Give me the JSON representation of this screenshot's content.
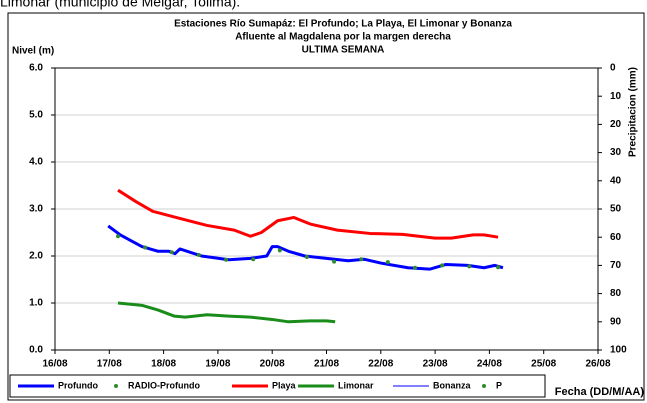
{
  "caption": "Limonar (municipio de Melgar, Tolima).",
  "chart_data": {
    "type": "line",
    "title": "Estaciones Río Sumapáz: El Profundo; La Playa, El Limonar y Bonanza",
    "subtitle": "Afluente al Magdalena por la margen derecha",
    "subtitle2": "ULTIMA SEMANA",
    "ylabel": "Nivel (m)",
    "y2label": "Precipitacion (mm)",
    "xlabel": "Fecha (DD/M/AA)",
    "xlim": [
      16,
      26
    ],
    "xticks": [
      {
        "value": 16,
        "label": "16/08"
      },
      {
        "value": 17,
        "label": "17/08"
      },
      {
        "value": 18,
        "label": "18/08"
      },
      {
        "value": 19,
        "label": "19/08"
      },
      {
        "value": 20,
        "label": "20/08"
      },
      {
        "value": 21,
        "label": "21/08"
      },
      {
        "value": 22,
        "label": "22/08"
      },
      {
        "value": 23,
        "label": "23/08"
      },
      {
        "value": 24,
        "label": "24/08"
      },
      {
        "value": 25,
        "label": "25/08"
      },
      {
        "value": 26,
        "label": "26/08"
      }
    ],
    "ylim": [
      0,
      6
    ],
    "yticks": [
      {
        "value": 0,
        "label": "0.0"
      },
      {
        "value": 1,
        "label": "1.0"
      },
      {
        "value": 2,
        "label": "2.0"
      },
      {
        "value": 3,
        "label": "3.0"
      },
      {
        "value": 4,
        "label": "4.0"
      },
      {
        "value": 5,
        "label": "5.0"
      },
      {
        "value": 6,
        "label": "6.0"
      }
    ],
    "y2lim": [
      100,
      0
    ],
    "y2ticks": [
      0,
      10,
      20,
      30,
      40,
      50,
      60,
      70,
      80,
      90,
      100
    ],
    "grid": true,
    "legend": "bottom",
    "series": [
      {
        "name": "Profundo",
        "style": "line",
        "color": "#0000ff",
        "width": 3,
        "x": [
          16.98,
          17.2,
          17.6,
          17.9,
          18.1,
          18.21,
          18.3,
          18.7,
          19.2,
          19.6,
          19.9,
          20.0,
          20.1,
          20.3,
          20.6,
          21.0,
          21.4,
          21.7,
          22.0,
          22.5,
          22.9,
          23.2,
          23.6,
          23.9,
          24.1,
          24.25
        ],
        "values": [
          2.64,
          2.45,
          2.2,
          2.1,
          2.1,
          2.05,
          2.15,
          2.0,
          1.92,
          1.95,
          2.0,
          2.2,
          2.2,
          2.1,
          2.0,
          1.95,
          1.9,
          1.93,
          1.85,
          1.75,
          1.72,
          1.82,
          1.8,
          1.75,
          1.8,
          1.75
        ]
      },
      {
        "name": "RADIO-Profundo",
        "style": "dot",
        "color": "#2e8b2e",
        "x": [
          17.16,
          17.66,
          18.15,
          18.65,
          19.15,
          19.65,
          20.14,
          20.64,
          21.14,
          21.64,
          22.13,
          22.63,
          23.13,
          23.63,
          24.16
        ],
        "values": [
          2.42,
          2.18,
          2.08,
          2.02,
          1.92,
          1.93,
          2.12,
          1.98,
          1.88,
          1.93,
          1.87,
          1.75,
          1.8,
          1.78,
          1.76
        ]
      },
      {
        "name": "Playa",
        "style": "line",
        "color": "#ff0000",
        "width": 3,
        "x": [
          17.16,
          17.5,
          17.8,
          18.3,
          18.8,
          19.3,
          19.6,
          19.8,
          20.1,
          20.4,
          20.7,
          21.2,
          21.8,
          22.4,
          23.0,
          23.3,
          23.7,
          23.9,
          24.16
        ],
        "values": [
          3.4,
          3.15,
          2.95,
          2.8,
          2.65,
          2.55,
          2.42,
          2.5,
          2.75,
          2.82,
          2.68,
          2.55,
          2.48,
          2.46,
          2.38,
          2.38,
          2.45,
          2.45,
          2.4
        ]
      },
      {
        "name": "Limonar",
        "style": "line",
        "color": "#1a8c1a",
        "width": 3,
        "x": [
          17.16,
          17.6,
          17.9,
          18.2,
          18.4,
          18.8,
          19.2,
          19.6,
          20.0,
          20.3,
          20.7,
          21.0,
          21.16
        ],
        "values": [
          1.0,
          0.95,
          0.85,
          0.72,
          0.7,
          0.75,
          0.72,
          0.7,
          0.65,
          0.6,
          0.62,
          0.62,
          0.6
        ]
      },
      {
        "name": "Bonanza",
        "style": "line",
        "color": "#0000ff",
        "width": 1,
        "x": [],
        "values": []
      },
      {
        "name": "P",
        "style": "dot",
        "color": "#2e8b2e",
        "x": [],
        "values": []
      }
    ]
  }
}
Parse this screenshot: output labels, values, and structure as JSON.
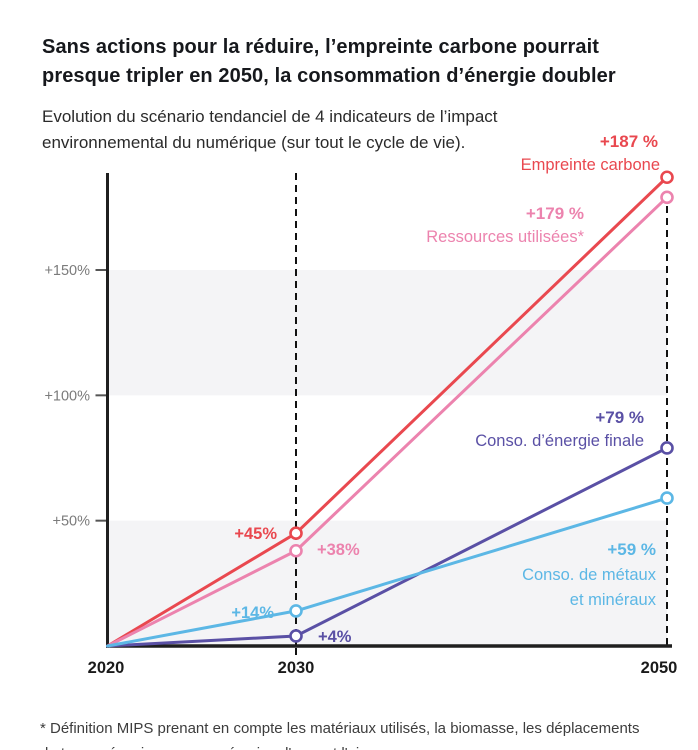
{
  "title": {
    "lines": [
      "Sans actions pour la réduire, l’empreinte carbone pourrait",
      "presque tripler en 2050, la consommation d’énergie doubler"
    ]
  },
  "subtitle": {
    "lines": [
      "Evolution du scénario tendanciel de 4 indicateurs de l’impact",
      "environnemental du numérique (sur tout le cycle de vie)."
    ]
  },
  "footnote": {
    "lines": [
      "* Définition MIPS prenant en compte les matériaux utilisés, la biomasse, les déplacements",
      "de terre mécaniques ou par érosion, l'eau, et l'air."
    ]
  },
  "chart_data": {
    "type": "line",
    "x": [
      2020,
      2030,
      2050
    ],
    "x_tick_labels": [
      "2020",
      "2030",
      "2050"
    ],
    "y_ticks": [
      {
        "value": 50,
        "label": "+50%"
      },
      {
        "value": 100,
        "label": "+100%"
      },
      {
        "value": 150,
        "label": "+150%"
      }
    ],
    "ylim": [
      0,
      188
    ],
    "grid_bands": [
      [
        0,
        50
      ],
      [
        100,
        150
      ]
    ],
    "band_color": "#f4f4f6",
    "axis_color": "#1f1f1f",
    "dashed_guide_years": [
      2030,
      2050
    ],
    "series": [
      {
        "name_lines": [
          "Empreinte carbone"
        ],
        "color": "#e9484f",
        "values": [
          0,
          45,
          187
        ],
        "mid_label": "+45%",
        "end_label": "+187 %"
      },
      {
        "name_lines": [
          "Ressources utilisées*"
        ],
        "color": "#ec83ae",
        "values": [
          0,
          38,
          179
        ],
        "mid_label": "+38%",
        "end_label": "+179 %"
      },
      {
        "name_lines": [
          "Conso. d’énergie finale"
        ],
        "color": "#5a50a5",
        "values": [
          0,
          4,
          79
        ],
        "mid_label": "+4%",
        "end_label": "+79 %"
      },
      {
        "name_lines": [
          "Conso. de métaux",
          "et minéraux"
        ],
        "color": "#5cb7e5",
        "values": [
          0,
          14,
          59
        ],
        "mid_label": "+14%",
        "end_label": "+59 %"
      }
    ]
  }
}
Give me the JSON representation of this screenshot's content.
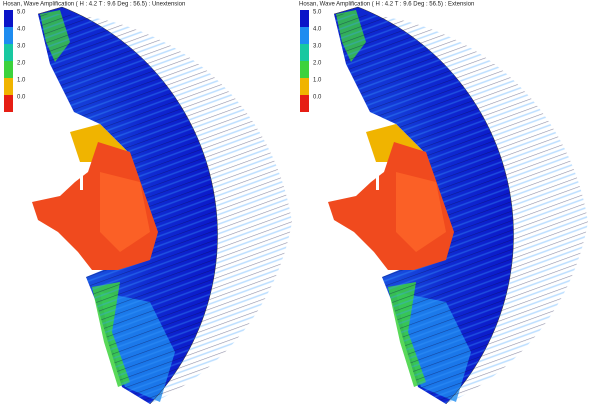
{
  "panels": [
    {
      "title": "Hosan, Wave Amplification ( H : 4.2 T : 9.6 Deg : 56.5) : Unextension",
      "legend": [
        {
          "label": "5.0",
          "color": "#0a14c8"
        },
        {
          "label": "4.0",
          "color": "#1e8cf0"
        },
        {
          "label": "3.0",
          "color": "#18c8a0"
        },
        {
          "label": "2.0",
          "color": "#3cd23c"
        },
        {
          "label": "1.0",
          "color": "#f0b400"
        },
        {
          "label": "0.0",
          "color": "#e61e14"
        }
      ]
    },
    {
      "title": "Hosan, Wave Amplification ( H : 4.2 T : 9.6 Deg : 56.5) : Extension",
      "legend": [
        {
          "label": "5.0",
          "color": "#0a14c8"
        },
        {
          "label": "4.0",
          "color": "#1e8cf0"
        },
        {
          "label": "3.0",
          "color": "#18c8a0"
        },
        {
          "label": "2.0",
          "color": "#3cd23c"
        },
        {
          "label": "1.0",
          "color": "#f0b400"
        },
        {
          "label": "0.0",
          "color": "#e61e14"
        }
      ]
    }
  ]
}
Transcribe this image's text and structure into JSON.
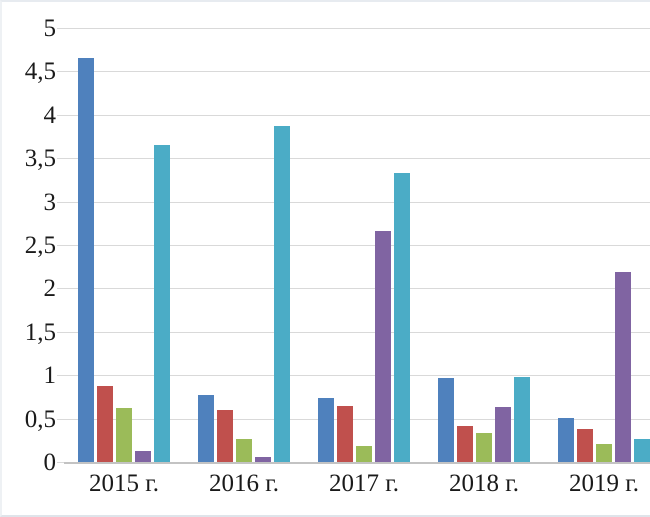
{
  "chart_data": {
    "type": "bar",
    "title": "",
    "xlabel": "",
    "ylabel": "",
    "categories": [
      "2015 г.",
      "2016 г.",
      "2017 г.",
      "2018 г.",
      "2019 г."
    ],
    "series": [
      {
        "name": "blue",
        "color": "#4F81BD",
        "values": [
          4.65,
          0.77,
          0.74,
          0.97,
          0.51
        ]
      },
      {
        "name": "red",
        "color": "#C0504D",
        "values": [
          0.88,
          0.6,
          0.64,
          0.41,
          0.38
        ]
      },
      {
        "name": "green",
        "color": "#9BBB59",
        "values": [
          0.62,
          0.27,
          0.18,
          0.33,
          0.21
        ]
      },
      {
        "name": "purple",
        "color": "#8064A2",
        "values": [
          0.13,
          0.06,
          2.66,
          0.63,
          2.19
        ]
      },
      {
        "name": "teal",
        "color": "#4BACC6",
        "values": [
          3.65,
          3.87,
          3.33,
          0.98,
          0.27
        ]
      }
    ],
    "y_axis": {
      "min": 0,
      "max": 5,
      "step": 0.5,
      "tick_labels": [
        "0",
        "0,5",
        "1",
        "1,5",
        "2",
        "2,5",
        "3",
        "3,5",
        "4",
        "4,5",
        "5"
      ],
      "decimal_separator": ","
    },
    "grid": true,
    "gridline_color": "#d9d9d9",
    "baseline_color": "#c3c3c3",
    "legend_position": "none",
    "background_color": "#ffffff"
  }
}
++++++++++++++++++++
TASK INSTRUCTIONS: Show all lines from the listing above in which "Amplification" appears.

OUTPUT OF THE TASK:
      "title": "Hosan, Wave Amplification ( H : 4.2 T : 9.6 Deg : 56.5) : Unextension",
      "title": "Hosan, Wave Amplification ( H : 4.2 T : 9.6 Deg : 56.5) : Extension",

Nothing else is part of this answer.